**Job:** Go through the material below and copy all lines with "this".

***** Provided information

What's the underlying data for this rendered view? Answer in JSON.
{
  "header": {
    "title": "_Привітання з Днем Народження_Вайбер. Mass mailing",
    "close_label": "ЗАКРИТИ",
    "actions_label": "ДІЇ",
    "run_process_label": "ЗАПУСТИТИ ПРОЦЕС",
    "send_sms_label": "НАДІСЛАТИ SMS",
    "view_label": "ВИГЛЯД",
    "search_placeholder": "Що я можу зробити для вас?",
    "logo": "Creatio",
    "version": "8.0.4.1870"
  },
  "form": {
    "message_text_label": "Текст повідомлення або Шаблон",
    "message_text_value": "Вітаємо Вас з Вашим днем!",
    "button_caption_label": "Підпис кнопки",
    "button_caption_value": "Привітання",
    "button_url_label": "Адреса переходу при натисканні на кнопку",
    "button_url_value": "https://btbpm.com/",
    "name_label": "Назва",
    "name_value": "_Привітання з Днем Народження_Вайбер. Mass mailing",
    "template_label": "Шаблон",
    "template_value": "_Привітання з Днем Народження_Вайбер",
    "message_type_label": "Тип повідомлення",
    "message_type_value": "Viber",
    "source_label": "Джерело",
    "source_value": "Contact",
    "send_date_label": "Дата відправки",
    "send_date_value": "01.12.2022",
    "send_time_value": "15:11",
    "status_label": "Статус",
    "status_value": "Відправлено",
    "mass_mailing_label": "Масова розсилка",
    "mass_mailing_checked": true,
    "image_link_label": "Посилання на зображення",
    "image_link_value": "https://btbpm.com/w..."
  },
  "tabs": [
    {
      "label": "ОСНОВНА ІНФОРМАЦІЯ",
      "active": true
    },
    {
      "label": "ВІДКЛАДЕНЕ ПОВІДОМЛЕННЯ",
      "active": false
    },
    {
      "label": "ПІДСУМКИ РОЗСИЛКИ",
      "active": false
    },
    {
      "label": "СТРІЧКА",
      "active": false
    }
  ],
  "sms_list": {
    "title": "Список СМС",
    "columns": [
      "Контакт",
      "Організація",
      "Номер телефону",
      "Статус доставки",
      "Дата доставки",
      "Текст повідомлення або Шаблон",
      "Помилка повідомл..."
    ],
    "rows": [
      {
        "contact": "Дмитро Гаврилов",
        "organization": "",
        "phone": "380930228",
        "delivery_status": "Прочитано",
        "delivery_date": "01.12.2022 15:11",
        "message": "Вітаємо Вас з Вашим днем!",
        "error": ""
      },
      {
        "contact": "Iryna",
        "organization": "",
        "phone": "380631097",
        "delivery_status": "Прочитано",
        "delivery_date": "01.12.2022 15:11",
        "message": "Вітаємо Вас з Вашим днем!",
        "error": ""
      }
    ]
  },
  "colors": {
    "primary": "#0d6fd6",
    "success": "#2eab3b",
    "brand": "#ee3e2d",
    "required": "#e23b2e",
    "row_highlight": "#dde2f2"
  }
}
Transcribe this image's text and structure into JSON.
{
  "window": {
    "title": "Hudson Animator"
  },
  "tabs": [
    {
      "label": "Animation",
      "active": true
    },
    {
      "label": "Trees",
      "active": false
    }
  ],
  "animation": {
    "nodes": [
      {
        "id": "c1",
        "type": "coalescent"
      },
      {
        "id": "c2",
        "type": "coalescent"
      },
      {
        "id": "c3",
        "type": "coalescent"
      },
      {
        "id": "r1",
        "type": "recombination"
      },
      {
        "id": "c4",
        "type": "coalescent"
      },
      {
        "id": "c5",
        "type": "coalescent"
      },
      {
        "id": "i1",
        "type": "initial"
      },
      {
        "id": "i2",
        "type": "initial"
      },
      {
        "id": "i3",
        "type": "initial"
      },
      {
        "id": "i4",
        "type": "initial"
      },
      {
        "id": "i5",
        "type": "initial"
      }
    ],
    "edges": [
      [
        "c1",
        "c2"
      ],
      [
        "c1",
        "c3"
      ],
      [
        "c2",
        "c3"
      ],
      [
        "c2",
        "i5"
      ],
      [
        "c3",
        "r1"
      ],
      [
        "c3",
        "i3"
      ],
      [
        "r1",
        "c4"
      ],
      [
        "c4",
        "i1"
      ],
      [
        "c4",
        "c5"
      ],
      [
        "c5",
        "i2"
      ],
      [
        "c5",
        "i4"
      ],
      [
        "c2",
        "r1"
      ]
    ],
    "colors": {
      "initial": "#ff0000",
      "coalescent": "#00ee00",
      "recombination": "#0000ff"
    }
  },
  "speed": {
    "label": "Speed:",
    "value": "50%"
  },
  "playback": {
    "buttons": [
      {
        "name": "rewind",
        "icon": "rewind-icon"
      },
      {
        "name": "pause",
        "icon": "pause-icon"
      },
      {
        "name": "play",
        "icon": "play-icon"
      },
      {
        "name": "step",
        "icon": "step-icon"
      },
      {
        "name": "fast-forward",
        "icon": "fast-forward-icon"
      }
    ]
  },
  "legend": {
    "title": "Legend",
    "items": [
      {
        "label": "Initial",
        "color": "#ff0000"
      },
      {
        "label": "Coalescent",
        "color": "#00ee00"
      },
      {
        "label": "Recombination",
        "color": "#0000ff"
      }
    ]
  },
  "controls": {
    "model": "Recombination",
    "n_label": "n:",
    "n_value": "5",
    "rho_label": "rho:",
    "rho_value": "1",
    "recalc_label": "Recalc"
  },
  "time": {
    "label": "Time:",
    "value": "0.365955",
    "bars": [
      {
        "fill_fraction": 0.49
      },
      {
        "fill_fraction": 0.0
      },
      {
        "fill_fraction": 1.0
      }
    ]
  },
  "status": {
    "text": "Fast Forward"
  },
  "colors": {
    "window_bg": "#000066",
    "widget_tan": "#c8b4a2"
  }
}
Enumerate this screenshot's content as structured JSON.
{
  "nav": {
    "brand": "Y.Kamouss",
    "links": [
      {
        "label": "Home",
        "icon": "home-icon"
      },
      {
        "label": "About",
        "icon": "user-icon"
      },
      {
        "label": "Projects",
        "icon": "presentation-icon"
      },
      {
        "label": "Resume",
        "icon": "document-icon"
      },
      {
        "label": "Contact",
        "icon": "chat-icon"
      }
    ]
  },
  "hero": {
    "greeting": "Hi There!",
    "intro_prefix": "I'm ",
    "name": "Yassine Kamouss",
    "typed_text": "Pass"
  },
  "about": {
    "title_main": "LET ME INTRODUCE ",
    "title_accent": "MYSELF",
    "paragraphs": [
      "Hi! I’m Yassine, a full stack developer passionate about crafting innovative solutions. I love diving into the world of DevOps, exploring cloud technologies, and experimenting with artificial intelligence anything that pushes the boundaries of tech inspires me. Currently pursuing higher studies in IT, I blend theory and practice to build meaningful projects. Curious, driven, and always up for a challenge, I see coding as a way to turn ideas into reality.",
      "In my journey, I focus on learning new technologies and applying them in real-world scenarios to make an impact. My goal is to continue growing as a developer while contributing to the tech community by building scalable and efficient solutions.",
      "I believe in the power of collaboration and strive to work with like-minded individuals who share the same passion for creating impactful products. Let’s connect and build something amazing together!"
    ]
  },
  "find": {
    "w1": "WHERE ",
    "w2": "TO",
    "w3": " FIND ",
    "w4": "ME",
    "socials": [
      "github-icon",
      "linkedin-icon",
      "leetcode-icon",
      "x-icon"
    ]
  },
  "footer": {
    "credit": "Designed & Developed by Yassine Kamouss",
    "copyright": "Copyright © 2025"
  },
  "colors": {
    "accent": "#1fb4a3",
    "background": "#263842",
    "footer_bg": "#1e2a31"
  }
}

**********

**Response:**
What's the underlying data for this rendered view? Answer in JSON.
Transcribe this image's text and structure into JSON.
Enumerate this screenshot's content as structured JSON.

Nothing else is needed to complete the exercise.